• [Your instructions]:
Can the data below be set down again exactly, line for line?

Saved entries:
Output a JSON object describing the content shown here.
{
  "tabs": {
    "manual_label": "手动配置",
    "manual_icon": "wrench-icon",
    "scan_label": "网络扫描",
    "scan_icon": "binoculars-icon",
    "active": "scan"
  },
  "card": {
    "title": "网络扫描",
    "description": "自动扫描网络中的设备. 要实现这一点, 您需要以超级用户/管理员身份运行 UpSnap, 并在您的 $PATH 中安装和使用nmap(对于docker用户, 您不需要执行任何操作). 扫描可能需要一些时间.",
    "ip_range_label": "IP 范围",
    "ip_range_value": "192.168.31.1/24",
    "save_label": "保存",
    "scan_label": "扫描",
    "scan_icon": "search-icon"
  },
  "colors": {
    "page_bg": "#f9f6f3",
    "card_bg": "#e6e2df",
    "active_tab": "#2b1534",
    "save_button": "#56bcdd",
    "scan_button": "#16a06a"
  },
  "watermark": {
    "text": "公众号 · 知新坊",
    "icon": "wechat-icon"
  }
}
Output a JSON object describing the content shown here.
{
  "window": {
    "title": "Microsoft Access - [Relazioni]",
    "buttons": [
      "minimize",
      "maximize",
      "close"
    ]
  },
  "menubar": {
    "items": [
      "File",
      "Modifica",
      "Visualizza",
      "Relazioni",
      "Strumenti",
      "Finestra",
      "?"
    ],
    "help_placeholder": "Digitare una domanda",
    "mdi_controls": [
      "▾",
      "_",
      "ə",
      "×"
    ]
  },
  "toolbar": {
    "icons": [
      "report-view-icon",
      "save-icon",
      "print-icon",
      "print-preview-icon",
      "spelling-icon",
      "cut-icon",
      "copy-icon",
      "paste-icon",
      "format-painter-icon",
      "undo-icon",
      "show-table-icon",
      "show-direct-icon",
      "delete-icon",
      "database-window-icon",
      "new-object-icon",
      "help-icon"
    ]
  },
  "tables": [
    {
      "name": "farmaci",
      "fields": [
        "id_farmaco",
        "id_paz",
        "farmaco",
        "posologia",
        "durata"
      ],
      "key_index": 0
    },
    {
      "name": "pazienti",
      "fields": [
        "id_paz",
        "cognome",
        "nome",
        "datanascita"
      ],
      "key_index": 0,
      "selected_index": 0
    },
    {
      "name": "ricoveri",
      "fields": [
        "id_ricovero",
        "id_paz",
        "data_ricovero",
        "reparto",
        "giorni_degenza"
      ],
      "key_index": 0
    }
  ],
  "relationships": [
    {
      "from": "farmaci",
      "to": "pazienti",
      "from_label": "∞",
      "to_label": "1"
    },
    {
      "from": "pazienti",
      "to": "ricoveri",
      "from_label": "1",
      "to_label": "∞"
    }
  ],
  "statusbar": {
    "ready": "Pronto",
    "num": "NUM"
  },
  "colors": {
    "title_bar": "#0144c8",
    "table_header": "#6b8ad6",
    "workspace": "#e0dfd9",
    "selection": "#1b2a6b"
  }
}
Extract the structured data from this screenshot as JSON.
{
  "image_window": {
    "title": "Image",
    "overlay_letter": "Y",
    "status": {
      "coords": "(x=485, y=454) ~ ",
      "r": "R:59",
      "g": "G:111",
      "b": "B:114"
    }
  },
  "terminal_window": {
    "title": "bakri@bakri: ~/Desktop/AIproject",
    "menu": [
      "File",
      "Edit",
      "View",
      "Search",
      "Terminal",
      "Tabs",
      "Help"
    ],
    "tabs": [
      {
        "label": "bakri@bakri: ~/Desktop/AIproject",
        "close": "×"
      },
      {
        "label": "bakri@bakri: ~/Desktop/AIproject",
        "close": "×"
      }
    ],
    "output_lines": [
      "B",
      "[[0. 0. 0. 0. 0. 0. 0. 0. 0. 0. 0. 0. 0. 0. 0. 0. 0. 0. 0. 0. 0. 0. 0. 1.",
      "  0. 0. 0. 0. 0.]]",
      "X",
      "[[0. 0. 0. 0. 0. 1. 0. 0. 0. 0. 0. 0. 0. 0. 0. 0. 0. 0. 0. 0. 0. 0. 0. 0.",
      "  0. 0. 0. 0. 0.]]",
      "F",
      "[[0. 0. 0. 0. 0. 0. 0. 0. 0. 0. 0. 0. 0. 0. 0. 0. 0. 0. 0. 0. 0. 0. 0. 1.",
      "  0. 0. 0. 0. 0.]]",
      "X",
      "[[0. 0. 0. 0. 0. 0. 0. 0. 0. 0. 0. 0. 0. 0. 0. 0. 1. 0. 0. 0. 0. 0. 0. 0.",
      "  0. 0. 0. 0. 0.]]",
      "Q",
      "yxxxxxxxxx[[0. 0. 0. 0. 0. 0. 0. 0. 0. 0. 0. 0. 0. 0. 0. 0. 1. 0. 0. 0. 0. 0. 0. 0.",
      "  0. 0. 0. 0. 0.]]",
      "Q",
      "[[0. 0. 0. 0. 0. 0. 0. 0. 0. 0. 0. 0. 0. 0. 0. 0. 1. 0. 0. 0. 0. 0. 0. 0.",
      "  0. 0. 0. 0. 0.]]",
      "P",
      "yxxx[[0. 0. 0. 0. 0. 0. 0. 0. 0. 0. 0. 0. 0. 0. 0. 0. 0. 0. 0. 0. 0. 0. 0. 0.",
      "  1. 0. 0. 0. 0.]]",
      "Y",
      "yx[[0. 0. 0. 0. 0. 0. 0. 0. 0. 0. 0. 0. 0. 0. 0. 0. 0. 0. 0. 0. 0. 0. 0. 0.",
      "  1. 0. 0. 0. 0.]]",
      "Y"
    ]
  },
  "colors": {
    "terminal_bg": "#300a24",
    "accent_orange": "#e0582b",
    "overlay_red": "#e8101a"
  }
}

• [Result of this exercise]:
Output a JSON object describing the content shown here.
{
  "tabs": {
    "manual_label": "手动配置",
    "manual_icon": "wrench-icon",
    "scan_label": "网络扫描",
    "scan_icon": "binoculars-icon",
    "active": "scan"
  },
  "card": {
    "title": "网络扫描",
    "description": "自动扫描网络中的设备. 要实现这一点, 您需要以超级用户/管理员身份运行 UpSnap, 并在您的 $PATH 中安装和使用nmap(对于docker用户, 您不需要执行任何操作). 扫描可能需要一些时间.",
    "ip_range_label": "IP 范围",
    "ip_range_value": "192.168.31.1/24",
    "save_label": "保存",
    "scan_label": "扫描",
    "scan_icon": "search-icon"
  },
  "colors": {
    "page_bg": "#f9f6f3",
    "card_bg": "#e6e2df",
    "active_tab": "#2b1534",
    "save_button": "#56bcdd",
    "scan_button": "#16a06a"
  },
  "watermark": {
    "text": "公众号 · 知新坊",
    "icon": "wechat-icon"
  }
}
Output a JSON object describing the content shown here.
{
  "window": {
    "title": "Microsoft Access - [Relazioni]",
    "buttons": [
      "minimize",
      "maximize",
      "close"
    ]
  },
  "menubar": {
    "items": [
      "File",
      "Modifica",
      "Visualizza",
      "Relazioni",
      "Strumenti",
      "Finestra",
      "?"
    ],
    "help_placeholder": "Digitare una domanda",
    "mdi_controls": [
      "▾",
      "_",
      "ə",
      "×"
    ]
  },
  "toolbar": {
    "icons": [
      "report-view-icon",
      "save-icon",
      "print-icon",
      "print-preview-icon",
      "spelling-icon",
      "cut-icon",
      "copy-icon",
      "paste-icon",
      "format-painter-icon",
      "undo-icon",
      "show-table-icon",
      "show-direct-icon",
      "delete-icon",
      "database-window-icon",
      "new-object-icon",
      "help-icon"
    ]
  },
  "tables": [
    {
      "name": "farmaci",
      "fields": [
        "id_farmaco",
        "id_paz",
        "farmaco",
        "posologia",
        "durata"
      ],
      "key_index": 0
    },
    {
      "name": "pazienti",
      "fields": [
        "id_paz",
        "cognome",
        "nome",
        "datanascita"
      ],
      "key_index": 0,
      "selected_index": 0
    },
    {
      "name": "ricoveri",
      "fields": [
        "id_ricovero",
        "id_paz",
        "data_ricovero",
        "reparto",
        "giorni_degenza"
      ],
      "key_index": 0
    }
  ],
  "relationships": [
    {
      "from": "farmaci",
      "to": "pazienti",
      "from_label": "∞",
      "to_label": "1"
    },
    {
      "from": "pazienti",
      "to": "ricoveri",
      "from_label": "1",
      "to_label": "∞"
    }
  ],
  "statusbar": {
    "ready": "Pronto",
    "num": "NUM"
  },
  "colors": {
    "title_bar": "#0144c8",
    "table_header": "#6b8ad6",
    "workspace": "#e0dfd9",
    "selection": "#1b2a6b"
  }
}
Extract the structured data from this screenshot as JSON.
{
  "image_window": {
    "title": "Image",
    "overlay_letter": "Y",
    "status": {
      "coords": "(x=485, y=454) ~ ",
      "r": "R:59",
      "g": "G:111",
      "b": "B:114"
    }
  },
  "terminal_window": {
    "title": "bakri@bakri: ~/Desktop/AIproject",
    "menu": [
      "File",
      "Edit",
      "View",
      "Search",
      "Terminal",
      "Tabs",
      "Help"
    ],
    "tabs": [
      {
        "label": "bakri@bakri: ~/Desktop/AIproject",
        "close": "×"
      },
      {
        "label": "bakri@bakri: ~/Desktop/AIproject",
        "close": "×"
      }
    ],
    "output_lines": [
      "B",
      "[[0. 0. 0. 0. 0. 0. 0. 0. 0. 0. 0. 0. 0. 0. 0. 0. 0. 0. 0. 0. 0. 0. 0. 1.",
      "  0. 0. 0. 0. 0.]]",
      "X",
      "[[0. 0. 0. 0. 0. 1. 0. 0. 0. 0. 0. 0. 0. 0. 0. 0. 0. 0. 0. 0. 0. 0. 0. 0.",
      "  0. 0. 0. 0. 0.]]",
      "F",
      "[[0. 0. 0. 0. 0. 0. 0. 0. 0. 0. 0. 0. 0. 0. 0. 0. 0. 0. 0. 0. 0. 0. 0. 1.",
      "  0. 0. 0. 0. 0.]]",
      "X",
      "[[0. 0. 0. 0. 0. 0. 0. 0. 0. 0. 0. 0. 0. 0. 0. 0. 1. 0. 0. 0. 0. 0. 0. 0.",
      "  0. 0. 0. 0. 0.]]",
      "Q",
      "yxxxxxxxxx[[0. 0. 0. 0. 0. 0. 0. 0. 0. 0. 0. 0. 0. 0. 0. 0. 1. 0. 0. 0. 0. 0. 0. 0.",
      "  0. 0. 0. 0. 0.]]",
      "Q",
      "[[0. 0. 0. 0. 0. 0. 0. 0. 0. 0. 0. 0. 0. 0. 0. 0. 1. 0. 0. 0. 0. 0. 0. 0.",
      "  0. 0. 0. 0. 0.]]",
      "P",
      "yxxx[[0. 0. 0. 0. 0. 0. 0. 0. 0. 0. 0. 0. 0. 0. 0. 0. 0. 0. 0. 0. 0. 0. 0. 0.",
      "  1. 0. 0. 0. 0.]]",
      "Y",
      "yx[[0. 0. 0. 0. 0. 0. 0. 0. 0. 0. 0. 0. 0. 0. 0. 0. 0. 0. 0. 0. 0. 0. 0. 0.",
      "  1. 0. 0. 0. 0.]]",
      "Y"
    ]
  },
  "colors": {
    "terminal_bg": "#300a24",
    "accent_orange": "#e0582b",
    "overlay_red": "#e8101a"
  }
}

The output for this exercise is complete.